▸ **What you are asked to do**
Extract, from the records beneath this instruction, each line that contains the word "noticia".

— begin —

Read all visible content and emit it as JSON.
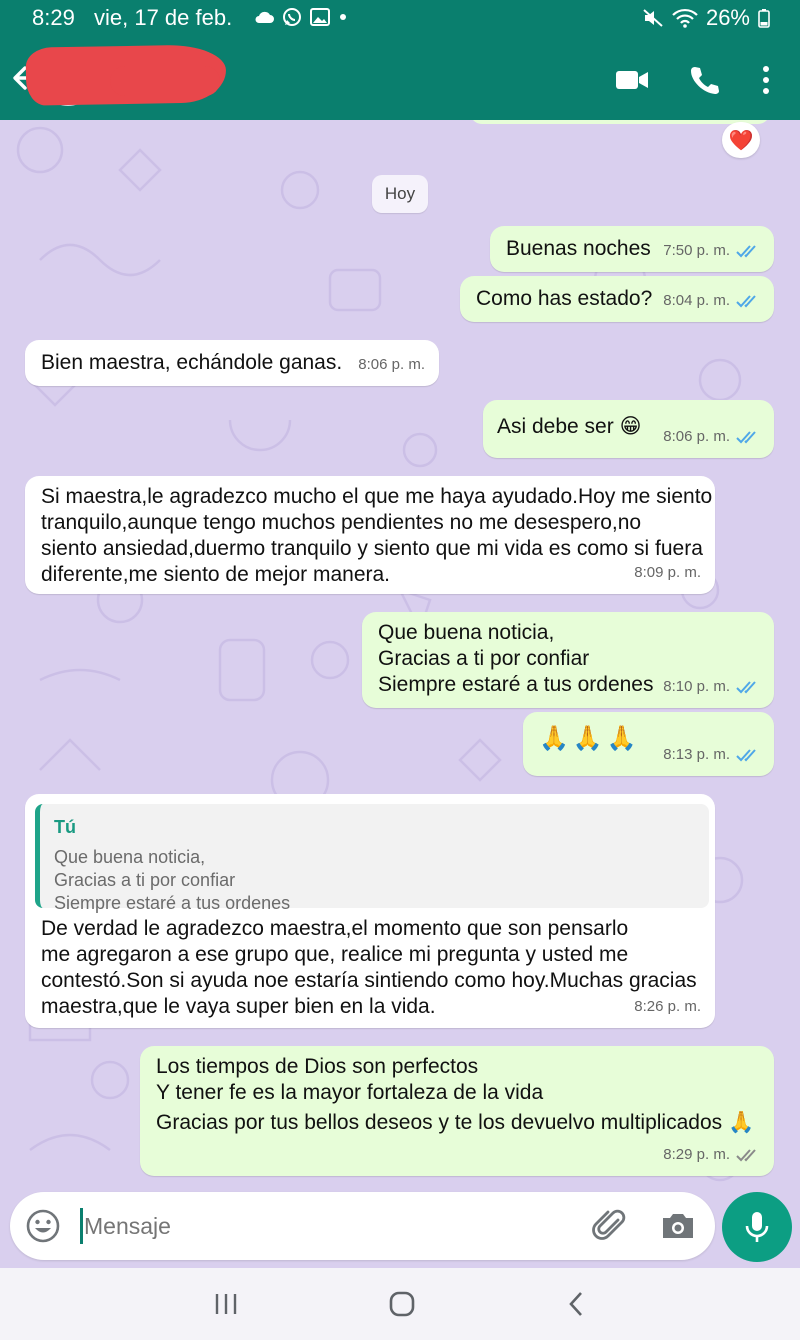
{
  "status_bar": {
    "time": "8:29",
    "date": "vie, 17 de feb.",
    "battery": "26%"
  },
  "colors": {
    "header": "#0a7f6e",
    "wallpaper": "#d9cfee",
    "outgoing_bubble": "#e7fdd8",
    "incoming_bubble": "#ffffff",
    "read_ticks": "#4fa7e8",
    "accent": "#0c9e83"
  },
  "header": {
    "back_icon": "arrow-left-icon",
    "video_icon": "video-call-icon",
    "call_icon": "phone-icon",
    "menu_icon": "more-vert-icon"
  },
  "chat": {
    "reaction": "❤️",
    "date_divider": "Hoy",
    "messages": [
      {
        "dir": "out",
        "text": "Buenas noches",
        "time": "7:50 p. m.",
        "status": "read"
      },
      {
        "dir": "out",
        "text": "Como has estado?",
        "time": "8:04 p. m.",
        "status": "read"
      },
      {
        "dir": "in",
        "text": "Bien maestra, echándole ganas.",
        "time": "8:06 p. m."
      },
      {
        "dir": "out",
        "text": "Asi debe ser 😁",
        "time": "8:06 p. m.",
        "status": "read"
      },
      {
        "dir": "in",
        "lines": [
          "Si maestra,le agradezco mucho el que me haya ayudado.Hoy me siento",
          "tranquilo,aunque tengo muchos pendientes no me desespero,no",
          "siento ansiedad,duermo tranquilo y siento que mi vida es como si fuera",
          "diferente,me siento de mejor manera."
        ],
        "time": "8:09 p. m."
      },
      {
        "dir": "out",
        "lines": [
          "Que buena noticia,",
          "Gracias a ti por confiar",
          "Siempre estaré a tus ordenes"
        ],
        "time": "8:10 p. m.",
        "status": "read"
      },
      {
        "dir": "out",
        "text": "🙏🙏🙏",
        "time": "8:13 p. m.",
        "status": "read"
      },
      {
        "dir": "in",
        "quote": {
          "author": "Tú",
          "lines": [
            "Que buena noticia,",
            "Gracias a ti por confiar",
            "Siempre estaré a tus ordenes"
          ]
        },
        "lines": [
          "De verdad le agradezco maestra,el momento que son pensarlo",
          "me agregaron a ese grupo que, realice mi pregunta y usted me",
          "contestó.Son si ayuda noe estaría sintiendo como hoy.Muchas gracias",
          "maestra,que le vaya super bien en la vida."
        ],
        "time": "8:26 p. m."
      },
      {
        "dir": "out",
        "lines": [
          "Los tiempos de Dios son perfectos",
          "Y tener fe es la mayor fortaleza de la vida",
          "Gracias por tus bellos deseos y te los devuelvo multiplicados 🙏"
        ],
        "time": "8:29 p. m.",
        "status": "delivered"
      }
    ]
  },
  "input": {
    "placeholder": "Mensaje"
  }
}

— end —

▸ **Finished exercise**
          "Que buena noticia,",
            "Que buena noticia,",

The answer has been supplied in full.